> [Exercise objective]: In this exercise, reproduce all the entries that follow exactly.

> [Data]:
---------------
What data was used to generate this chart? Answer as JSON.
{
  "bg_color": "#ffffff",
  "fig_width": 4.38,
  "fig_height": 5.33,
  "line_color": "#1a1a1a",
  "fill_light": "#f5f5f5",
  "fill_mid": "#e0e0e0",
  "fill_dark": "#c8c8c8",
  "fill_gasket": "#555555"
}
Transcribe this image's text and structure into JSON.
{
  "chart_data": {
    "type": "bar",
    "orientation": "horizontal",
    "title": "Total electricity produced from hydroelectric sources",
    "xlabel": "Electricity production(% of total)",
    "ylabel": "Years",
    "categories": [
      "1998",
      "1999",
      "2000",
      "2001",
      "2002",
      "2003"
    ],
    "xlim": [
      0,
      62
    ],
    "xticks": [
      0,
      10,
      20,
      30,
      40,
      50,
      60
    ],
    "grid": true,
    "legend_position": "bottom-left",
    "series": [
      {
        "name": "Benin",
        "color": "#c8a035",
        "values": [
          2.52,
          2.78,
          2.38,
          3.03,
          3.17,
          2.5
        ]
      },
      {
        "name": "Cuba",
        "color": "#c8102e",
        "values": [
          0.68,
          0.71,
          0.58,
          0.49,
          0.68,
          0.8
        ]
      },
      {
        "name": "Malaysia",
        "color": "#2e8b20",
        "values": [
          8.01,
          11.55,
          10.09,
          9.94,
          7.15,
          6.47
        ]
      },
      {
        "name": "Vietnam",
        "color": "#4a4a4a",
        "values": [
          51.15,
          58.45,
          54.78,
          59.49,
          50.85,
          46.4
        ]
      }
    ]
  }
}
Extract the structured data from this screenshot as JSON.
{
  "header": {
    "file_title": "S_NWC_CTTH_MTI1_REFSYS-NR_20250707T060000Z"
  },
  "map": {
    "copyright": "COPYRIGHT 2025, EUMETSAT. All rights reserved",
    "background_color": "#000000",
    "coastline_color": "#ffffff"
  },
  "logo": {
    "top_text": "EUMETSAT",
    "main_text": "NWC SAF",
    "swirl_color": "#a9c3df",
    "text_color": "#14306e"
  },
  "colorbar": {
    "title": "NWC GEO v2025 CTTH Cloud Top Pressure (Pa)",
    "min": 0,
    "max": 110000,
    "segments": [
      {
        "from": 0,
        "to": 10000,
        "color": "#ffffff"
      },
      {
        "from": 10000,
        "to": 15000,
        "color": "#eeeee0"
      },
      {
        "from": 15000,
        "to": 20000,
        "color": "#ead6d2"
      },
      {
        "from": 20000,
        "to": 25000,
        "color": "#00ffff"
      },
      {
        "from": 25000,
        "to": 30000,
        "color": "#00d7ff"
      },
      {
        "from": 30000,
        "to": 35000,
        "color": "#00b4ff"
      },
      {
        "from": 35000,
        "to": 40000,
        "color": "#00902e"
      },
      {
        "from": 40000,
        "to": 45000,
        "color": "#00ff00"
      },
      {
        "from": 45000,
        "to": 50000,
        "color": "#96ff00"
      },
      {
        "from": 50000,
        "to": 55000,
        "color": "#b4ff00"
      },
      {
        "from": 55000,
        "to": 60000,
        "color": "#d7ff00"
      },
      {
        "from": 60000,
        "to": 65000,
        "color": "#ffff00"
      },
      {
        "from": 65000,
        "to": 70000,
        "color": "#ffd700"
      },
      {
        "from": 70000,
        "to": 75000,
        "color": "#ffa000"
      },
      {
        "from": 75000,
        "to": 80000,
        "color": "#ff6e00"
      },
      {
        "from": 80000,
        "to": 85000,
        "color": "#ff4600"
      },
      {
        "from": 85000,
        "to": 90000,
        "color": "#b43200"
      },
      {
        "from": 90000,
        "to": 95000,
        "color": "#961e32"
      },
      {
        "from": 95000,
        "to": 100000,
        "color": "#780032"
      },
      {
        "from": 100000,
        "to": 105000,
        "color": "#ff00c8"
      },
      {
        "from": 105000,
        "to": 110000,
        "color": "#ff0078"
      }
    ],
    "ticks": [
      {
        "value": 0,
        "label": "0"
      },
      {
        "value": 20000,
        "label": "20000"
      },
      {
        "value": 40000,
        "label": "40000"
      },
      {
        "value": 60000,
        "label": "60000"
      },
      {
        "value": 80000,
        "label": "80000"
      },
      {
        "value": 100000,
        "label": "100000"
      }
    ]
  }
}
---------------
> [Task result]:
What data was used to generate this chart? Answer as JSON.
{
  "bg_color": "#ffffff",
  "fig_width": 4.38,
  "fig_height": 5.33,
  "line_color": "#1a1a1a",
  "fill_light": "#f5f5f5",
  "fill_mid": "#e0e0e0",
  "fill_dark": "#c8c8c8",
  "fill_gasket": "#555555"
}
Transcribe this image's text and structure into JSON.
{
  "chart_data": {
    "type": "bar",
    "orientation": "horizontal",
    "title": "Total electricity produced from hydroelectric sources",
    "xlabel": "Electricity production(% of total)",
    "ylabel": "Years",
    "categories": [
      "1998",
      "1999",
      "2000",
      "2001",
      "2002",
      "2003"
    ],
    "xlim": [
      0,
      62
    ],
    "xticks": [
      0,
      10,
      20,
      30,
      40,
      50,
      60
    ],
    "grid": true,
    "legend_position": "bottom-left",
    "series": [
      {
        "name": "Benin",
        "color": "#c8a035",
        "values": [
          2.52,
          2.78,
          2.38,
          3.03,
          3.17,
          2.5
        ]
      },
      {
        "name": "Cuba",
        "color": "#c8102e",
        "values": [
          0.68,
          0.71,
          0.58,
          0.49,
          0.68,
          0.8
        ]
      },
      {
        "name": "Malaysia",
        "color": "#2e8b20",
        "values": [
          8.01,
          11.55,
          10.09,
          9.94,
          7.15,
          6.47
        ]
      },
      {
        "name": "Vietnam",
        "color": "#4a4a4a",
        "values": [
          51.15,
          58.45,
          54.78,
          59.49,
          50.85,
          46.4
        ]
      }
    ]
  }
}
Extract the structured data from this screenshot as JSON.
{
  "header": {
    "file_title": "S_NWC_CTTH_MTI1_REFSYS-NR_20250707T060000Z"
  },
  "map": {
    "copyright": "COPYRIGHT 2025, EUMETSAT. All rights reserved",
    "background_color": "#000000",
    "coastline_color": "#ffffff"
  },
  "logo": {
    "top_text": "EUMETSAT",
    "main_text": "NWC SAF",
    "swirl_color": "#a9c3df",
    "text_color": "#14306e"
  },
  "colorbar": {
    "title": "NWC GEO v2025 CTTH Cloud Top Pressure (Pa)",
    "min": 0,
    "max": 110000,
    "segments": [
      {
        "from": 0,
        "to": 10000,
        "color": "#ffffff"
      },
      {
        "from": 10000,
        "to": 15000,
        "color": "#eeeee0"
      },
      {
        "from": 15000,
        "to": 20000,
        "color": "#ead6d2"
      },
      {
        "from": 20000,
        "to": 25000,
        "color": "#00ffff"
      },
      {
        "from": 25000,
        "to": 30000,
        "color": "#00d7ff"
      },
      {
        "from": 30000,
        "to": 35000,
        "color": "#00b4ff"
      },
      {
        "from": 35000,
        "to": 40000,
        "color": "#00902e"
      },
      {
        "from": 40000,
        "to": 45000,
        "color": "#00ff00"
      },
      {
        "from": 45000,
        "to": 50000,
        "color": "#96ff00"
      },
      {
        "from": 50000,
        "to": 55000,
        "color": "#b4ff00"
      },
      {
        "from": 55000,
        "to": 60000,
        "color": "#d7ff00"
      },
      {
        "from": 60000,
        "to": 65000,
        "color": "#ffff00"
      },
      {
        "from": 65000,
        "to": 70000,
        "color": "#ffd700"
      },
      {
        "from": 70000,
        "to": 75000,
        "color": "#ffa000"
      },
      {
        "from": 75000,
        "to": 80000,
        "color": "#ff6e00"
      },
      {
        "from": 80000,
        "to": 85000,
        "color": "#ff4600"
      },
      {
        "from": 85000,
        "to": 90000,
        "color": "#b43200"
      },
      {
        "from": 90000,
        "to": 95000,
        "color": "#961e32"
      },
      {
        "from": 95000,
        "to": 100000,
        "color": "#780032"
      },
      {
        "from": 100000,
        "to": 105000,
        "color": "#ff00c8"
      },
      {
        "from": 105000,
        "to": 110000,
        "color": "#ff0078"
      }
    ],
    "ticks": [
      {
        "value": 0,
        "label": "0"
      },
      {
        "value": 20000,
        "label": "20000"
      },
      {
        "value": 40000,
        "label": "40000"
      },
      {
        "value": 60000,
        "label": "60000"
      },
      {
        "value": 80000,
        "label": "80000"
      },
      {
        "value": 100000,
        "label": "100000"
      }
    ]
  }
}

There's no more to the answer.